#### Brief:
Write out the data below in full. Keep it exact.

#### Record extracts:
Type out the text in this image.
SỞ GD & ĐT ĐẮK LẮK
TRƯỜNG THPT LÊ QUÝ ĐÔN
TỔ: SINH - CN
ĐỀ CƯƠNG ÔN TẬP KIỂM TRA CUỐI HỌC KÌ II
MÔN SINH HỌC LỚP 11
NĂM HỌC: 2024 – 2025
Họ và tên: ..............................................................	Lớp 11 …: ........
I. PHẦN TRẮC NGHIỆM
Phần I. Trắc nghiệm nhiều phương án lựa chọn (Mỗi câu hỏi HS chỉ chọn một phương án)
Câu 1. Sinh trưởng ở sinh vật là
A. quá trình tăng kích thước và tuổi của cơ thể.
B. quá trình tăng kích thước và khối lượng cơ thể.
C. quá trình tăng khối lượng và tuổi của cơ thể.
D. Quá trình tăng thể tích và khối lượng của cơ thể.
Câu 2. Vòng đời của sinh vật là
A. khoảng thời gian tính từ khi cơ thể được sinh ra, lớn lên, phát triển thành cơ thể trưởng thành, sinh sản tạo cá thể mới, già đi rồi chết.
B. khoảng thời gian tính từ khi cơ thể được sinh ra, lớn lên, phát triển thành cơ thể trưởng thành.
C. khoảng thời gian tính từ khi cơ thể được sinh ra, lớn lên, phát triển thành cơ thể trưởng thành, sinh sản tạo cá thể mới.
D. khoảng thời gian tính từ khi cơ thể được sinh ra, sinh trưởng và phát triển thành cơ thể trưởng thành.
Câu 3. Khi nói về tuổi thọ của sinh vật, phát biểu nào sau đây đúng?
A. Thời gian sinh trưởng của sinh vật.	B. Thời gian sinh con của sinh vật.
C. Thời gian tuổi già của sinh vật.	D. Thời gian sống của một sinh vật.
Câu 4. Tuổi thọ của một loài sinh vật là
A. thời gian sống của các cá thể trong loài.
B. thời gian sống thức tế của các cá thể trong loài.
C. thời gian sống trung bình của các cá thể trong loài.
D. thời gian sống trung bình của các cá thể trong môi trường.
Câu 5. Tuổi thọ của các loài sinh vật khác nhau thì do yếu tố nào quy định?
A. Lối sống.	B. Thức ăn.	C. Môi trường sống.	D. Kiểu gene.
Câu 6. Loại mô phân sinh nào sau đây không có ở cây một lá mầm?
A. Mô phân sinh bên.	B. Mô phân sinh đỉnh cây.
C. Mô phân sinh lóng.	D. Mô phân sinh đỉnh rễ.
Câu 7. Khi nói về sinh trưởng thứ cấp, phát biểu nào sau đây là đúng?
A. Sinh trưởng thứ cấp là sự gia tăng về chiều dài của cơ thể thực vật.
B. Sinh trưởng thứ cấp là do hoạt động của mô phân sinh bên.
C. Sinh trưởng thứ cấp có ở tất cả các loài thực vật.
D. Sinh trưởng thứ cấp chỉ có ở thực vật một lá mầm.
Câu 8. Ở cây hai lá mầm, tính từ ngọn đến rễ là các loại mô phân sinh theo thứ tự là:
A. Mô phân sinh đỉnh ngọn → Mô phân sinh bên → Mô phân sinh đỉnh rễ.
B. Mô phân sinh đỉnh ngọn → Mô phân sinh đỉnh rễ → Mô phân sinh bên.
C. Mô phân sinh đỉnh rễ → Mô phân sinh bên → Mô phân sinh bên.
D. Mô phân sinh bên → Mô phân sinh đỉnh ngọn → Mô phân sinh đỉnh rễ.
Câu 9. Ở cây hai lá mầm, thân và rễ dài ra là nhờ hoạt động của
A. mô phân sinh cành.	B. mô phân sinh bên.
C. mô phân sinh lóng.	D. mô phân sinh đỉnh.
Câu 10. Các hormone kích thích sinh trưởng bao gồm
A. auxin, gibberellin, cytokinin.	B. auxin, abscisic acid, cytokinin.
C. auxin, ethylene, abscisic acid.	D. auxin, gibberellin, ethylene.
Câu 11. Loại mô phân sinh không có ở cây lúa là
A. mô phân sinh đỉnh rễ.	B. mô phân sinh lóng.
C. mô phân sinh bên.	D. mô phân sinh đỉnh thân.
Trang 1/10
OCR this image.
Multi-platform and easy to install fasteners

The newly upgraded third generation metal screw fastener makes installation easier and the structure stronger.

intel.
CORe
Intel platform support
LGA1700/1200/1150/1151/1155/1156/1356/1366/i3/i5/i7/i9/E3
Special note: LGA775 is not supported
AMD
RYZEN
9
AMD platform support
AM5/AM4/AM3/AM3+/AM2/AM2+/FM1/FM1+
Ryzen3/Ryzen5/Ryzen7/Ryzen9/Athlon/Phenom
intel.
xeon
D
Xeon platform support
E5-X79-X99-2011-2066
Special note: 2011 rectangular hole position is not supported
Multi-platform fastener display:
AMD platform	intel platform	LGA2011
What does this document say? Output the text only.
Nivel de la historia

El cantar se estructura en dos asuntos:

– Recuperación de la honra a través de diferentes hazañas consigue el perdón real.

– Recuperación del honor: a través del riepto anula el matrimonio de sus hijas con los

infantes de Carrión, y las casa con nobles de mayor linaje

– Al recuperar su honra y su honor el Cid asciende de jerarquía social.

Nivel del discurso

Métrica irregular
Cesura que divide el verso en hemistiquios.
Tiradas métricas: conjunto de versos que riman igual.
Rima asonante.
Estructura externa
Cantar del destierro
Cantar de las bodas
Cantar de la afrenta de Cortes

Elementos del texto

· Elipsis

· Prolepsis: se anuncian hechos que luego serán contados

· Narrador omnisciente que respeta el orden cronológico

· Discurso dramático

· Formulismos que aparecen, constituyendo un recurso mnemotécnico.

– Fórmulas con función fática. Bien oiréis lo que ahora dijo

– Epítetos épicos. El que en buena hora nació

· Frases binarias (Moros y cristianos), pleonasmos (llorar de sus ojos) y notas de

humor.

#### Output:
Type out the text in this image.
SỞ GD & ĐT ĐẮK LẮK
TRƯỜNG THPT LÊ QUÝ ĐÔN
TỔ: SINH - CN
ĐỀ CƯƠNG ÔN TẬP KIỂM TRA CUỐI HỌC KÌ II
MÔN SINH HỌC LỚP 11
NĂM HỌC: 2024 – 2025
Họ và tên: ..............................................................	Lớp 11 …: ........
I. PHẦN TRẮC NGHIỆM
Phần I. Trắc nghiệm nhiều phương án lựa chọn (Mỗi câu hỏi HS chỉ chọn một phương án)
Câu 1. Sinh trưởng ở sinh vật là
A. quá trình tăng kích thước và tuổi của cơ thể.
B. quá trình tăng kích thước và khối lượng cơ thể.
C. quá trình tăng khối lượng và tuổi của cơ thể.
D. Quá trình tăng thể tích và khối lượng của cơ thể.
Câu 2. Vòng đời của sinh vật là
A. khoảng thời gian tính từ khi cơ thể được sinh ra, lớn lên, phát triển thành cơ thể trưởng thành, sinh sản tạo cá thể mới, già đi rồi chết.
B. khoảng thời gian tính từ khi cơ thể được sinh ra, lớn lên, phát triển thành cơ thể trưởng thành.
C. khoảng thời gian tính từ khi cơ thể được sinh ra, lớn lên, phát triển thành cơ thể trưởng thành, sinh sản tạo cá thể mới.
D. khoảng thời gian tính từ khi cơ thể được sinh ra, sinh trưởng và phát triển thành cơ thể trưởng thành.
Câu 3. Khi nói về tuổi thọ của sinh vật, phát biểu nào sau đây đúng?
A. Thời gian sinh trưởng của sinh vật.	B. Thời gian sinh con của sinh vật.
C. Thời gian tuổi già của sinh vật.	D. Thời gian sống của một sinh vật.
Câu 4. Tuổi thọ của một loài sinh vật là
A. thời gian sống của các cá thể trong loài.
B. thời gian sống thức tế của các cá thể trong loài.
C. thời gian sống trung bình của các cá thể trong loài.
D. thời gian sống trung bình của các cá thể trong môi trường.
Câu 5. Tuổi thọ của các loài sinh vật khác nhau thì do yếu tố nào quy định?
A. Lối sống.	B. Thức ăn.	C. Môi trường sống.	D. Kiểu gene.
Câu 6. Loại mô phân sinh nào sau đây không có ở cây một lá mầm?
A. Mô phân sinh bên.	B. Mô phân sinh đỉnh cây.
C. Mô phân sinh lóng.	D. Mô phân sinh đỉnh rễ.
Câu 7. Khi nói về sinh trưởng thứ cấp, phát biểu nào sau đây là đúng?
A. Sinh trưởng thứ cấp là sự gia tăng về chiều dài của cơ thể thực vật.
B. Sinh trưởng thứ cấp là do hoạt động của mô phân sinh bên.
C. Sinh trưởng thứ cấp có ở tất cả các loài thực vật.
D. Sinh trưởng thứ cấp chỉ có ở thực vật một lá mầm.
Câu 8. Ở cây hai lá mầm, tính từ ngọn đến rễ là các loại mô phân sinh theo thứ tự là:
A. Mô phân sinh đỉnh ngọn → Mô phân sinh bên → Mô phân sinh đỉnh rễ.
B. Mô phân sinh đỉnh ngọn → Mô phân sinh đỉnh rễ → Mô phân sinh bên.
C. Mô phân sinh đỉnh rễ → Mô phân sinh bên → Mô phân sinh bên.
D. Mô phân sinh bên → Mô phân sinh đỉnh ngọn → Mô phân sinh đỉnh rễ.
Câu 9. Ở cây hai lá mầm, thân và rễ dài ra là nhờ hoạt động của
A. mô phân sinh cành.	B. mô phân sinh bên.
C. mô phân sinh lóng.	D. mô phân sinh đỉnh.
Câu 10. Các hormone kích thích sinh trưởng bao gồm
A. auxin, gibberellin, cytokinin.	B. auxin, abscisic acid, cytokinin.
C. auxin, ethylene, abscisic acid.	D. auxin, gibberellin, ethylene.
Câu 11. Loại mô phân sinh không có ở cây lúa là
A. mô phân sinh đỉnh rễ.	B. mô phân sinh lóng.
C. mô phân sinh bên.	D. mô phân sinh đỉnh thân.
Trang 1/10
OCR this image.
Multi-platform and easy to install fasteners

The newly upgraded third generation metal screw fastener makes installation easier and the structure stronger.

intel.
CORe
Intel platform support
LGA1700/1200/1150/1151/1155/1156/1356/1366/i3/i5/i7/i9/E3
Special note: LGA775 is not supported
AMD
RYZEN
9
AMD platform support
AM5/AM4/AM3/AM3+/AM2/AM2+/FM1/FM1+
Ryzen3/Ryzen5/Ryzen7/Ryzen9/Athlon/Phenom
intel.
xeon
D
Xeon platform support
E5-X79-X99-2011-2066
Special note: 2011 rectangular hole position is not supported
Multi-platform fastener display:
AMD platform	intel platform	LGA2011
What does this document say? Output the text only.
Nivel de la historia

El cantar se estructura en dos asuntos:

– Recuperación de la honra a través de diferentes hazañas consigue el perdón real.

– Recuperación del honor: a través del riepto anula el matrimonio de sus hijas con los

infantes de Carrión, y las casa con nobles de mayor linaje

– Al recuperar su honra y su honor el Cid asciende de jerarquía social.

Nivel del discurso

Métrica irregular
Cesura que divide el verso en hemistiquios.
Tiradas métricas: conjunto de versos que riman igual.
Rima asonante.
Estructura externa
Cantar del destierro
Cantar de las bodas
Cantar de la afrenta de Cortes

Elementos del texto

· Elipsis

· Prolepsis: se anuncian hechos que luego serán contados

· Narrador omnisciente que respeta el orden cronológico

· Discurso dramático

· Formulismos que aparecen, constituyendo un recurso mnemotécnico.

– Fórmulas con función fática. Bien oiréis lo que ahora dijo

– Epítetos épicos. El que en buena hora nació

· Frases binarias (Moros y cristianos), pleonasmos (llorar de sus ojos) y notas de

humor.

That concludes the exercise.